▶ [Stated task] Retype all of the entries word for word.

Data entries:

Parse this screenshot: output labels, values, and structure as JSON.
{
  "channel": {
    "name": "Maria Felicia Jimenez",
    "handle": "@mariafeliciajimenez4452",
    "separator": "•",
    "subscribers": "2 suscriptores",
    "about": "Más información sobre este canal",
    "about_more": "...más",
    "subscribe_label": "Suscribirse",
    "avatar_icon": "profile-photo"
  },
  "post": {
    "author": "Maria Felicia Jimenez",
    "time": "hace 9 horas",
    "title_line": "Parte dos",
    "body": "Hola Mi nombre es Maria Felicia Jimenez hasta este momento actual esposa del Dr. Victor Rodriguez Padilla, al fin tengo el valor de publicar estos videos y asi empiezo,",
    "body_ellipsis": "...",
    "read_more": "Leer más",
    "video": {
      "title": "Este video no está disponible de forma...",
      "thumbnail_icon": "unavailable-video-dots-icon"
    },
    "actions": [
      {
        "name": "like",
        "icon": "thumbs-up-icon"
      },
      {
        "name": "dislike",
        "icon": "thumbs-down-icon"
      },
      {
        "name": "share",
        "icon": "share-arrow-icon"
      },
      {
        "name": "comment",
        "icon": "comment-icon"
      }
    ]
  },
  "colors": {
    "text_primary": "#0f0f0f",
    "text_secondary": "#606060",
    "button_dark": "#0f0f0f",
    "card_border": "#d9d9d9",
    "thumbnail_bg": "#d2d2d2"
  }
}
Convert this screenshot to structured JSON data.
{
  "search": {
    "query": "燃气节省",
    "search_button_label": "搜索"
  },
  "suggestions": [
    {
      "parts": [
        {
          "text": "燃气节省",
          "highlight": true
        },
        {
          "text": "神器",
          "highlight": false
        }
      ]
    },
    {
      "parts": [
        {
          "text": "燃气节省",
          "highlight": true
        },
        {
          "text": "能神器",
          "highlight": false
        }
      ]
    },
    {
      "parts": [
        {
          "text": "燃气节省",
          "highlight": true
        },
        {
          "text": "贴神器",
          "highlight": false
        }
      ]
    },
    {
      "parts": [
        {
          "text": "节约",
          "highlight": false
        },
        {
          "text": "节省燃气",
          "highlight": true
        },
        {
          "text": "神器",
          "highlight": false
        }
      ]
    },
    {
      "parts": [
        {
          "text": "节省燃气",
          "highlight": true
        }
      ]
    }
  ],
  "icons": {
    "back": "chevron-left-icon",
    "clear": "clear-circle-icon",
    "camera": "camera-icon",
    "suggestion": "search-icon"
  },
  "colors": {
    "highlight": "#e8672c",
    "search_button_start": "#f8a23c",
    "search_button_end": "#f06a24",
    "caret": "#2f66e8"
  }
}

▶ [Result]
Parse this screenshot: output labels, values, and structure as JSON.
{
  "channel": {
    "name": "Maria Felicia Jimenez",
    "handle": "@mariafeliciajimenez4452",
    "separator": "•",
    "subscribers": "2 suscriptores",
    "about": "Más información sobre este canal",
    "about_more": "...más",
    "subscribe_label": "Suscribirse",
    "avatar_icon": "profile-photo"
  },
  "post": {
    "author": "Maria Felicia Jimenez",
    "time": "hace 9 horas",
    "title_line": "Parte dos",
    "body": "Hola Mi nombre es Maria Felicia Jimenez hasta este momento actual esposa del Dr. Victor Rodriguez Padilla, al fin tengo el valor de publicar estos videos y asi empiezo,",
    "body_ellipsis": "...",
    "read_more": "Leer más",
    "video": {
      "title": "Este video no está disponible de forma...",
      "thumbnail_icon": "unavailable-video-dots-icon"
    },
    "actions": [
      {
        "name": "like",
        "icon": "thumbs-up-icon"
      },
      {
        "name": "dislike",
        "icon": "thumbs-down-icon"
      },
      {
        "name": "share",
        "icon": "share-arrow-icon"
      },
      {
        "name": "comment",
        "icon": "comment-icon"
      }
    ]
  },
  "colors": {
    "text_primary": "#0f0f0f",
    "text_secondary": "#606060",
    "button_dark": "#0f0f0f",
    "card_border": "#d9d9d9",
    "thumbnail_bg": "#d2d2d2"
  }
}
Convert this screenshot to structured JSON data.
{
  "search": {
    "query": "燃气节省",
    "search_button_label": "搜索"
  },
  "suggestions": [
    {
      "parts": [
        {
          "text": "燃气节省",
          "highlight": true
        },
        {
          "text": "神器",
          "highlight": false
        }
      ]
    },
    {
      "parts": [
        {
          "text": "燃气节省",
          "highlight": true
        },
        {
          "text": "能神器",
          "highlight": false
        }
      ]
    },
    {
      "parts": [
        {
          "text": "燃气节省",
          "highlight": true
        },
        {
          "text": "贴神器",
          "highlight": false
        }
      ]
    },
    {
      "parts": [
        {
          "text": "节约",
          "highlight": false
        },
        {
          "text": "节省燃气",
          "highlight": true
        },
        {
          "text": "神器",
          "highlight": false
        }
      ]
    },
    {
      "parts": [
        {
          "text": "节省燃气",
          "highlight": true
        }
      ]
    }
  ],
  "icons": {
    "back": "chevron-left-icon",
    "clear": "clear-circle-icon",
    "camera": "camera-icon",
    "suggestion": "search-icon"
  },
  "colors": {
    "highlight": "#e8672c",
    "search_button_start": "#f8a23c",
    "search_button_end": "#f06a24",
    "caret": "#2f66e8"
  }
}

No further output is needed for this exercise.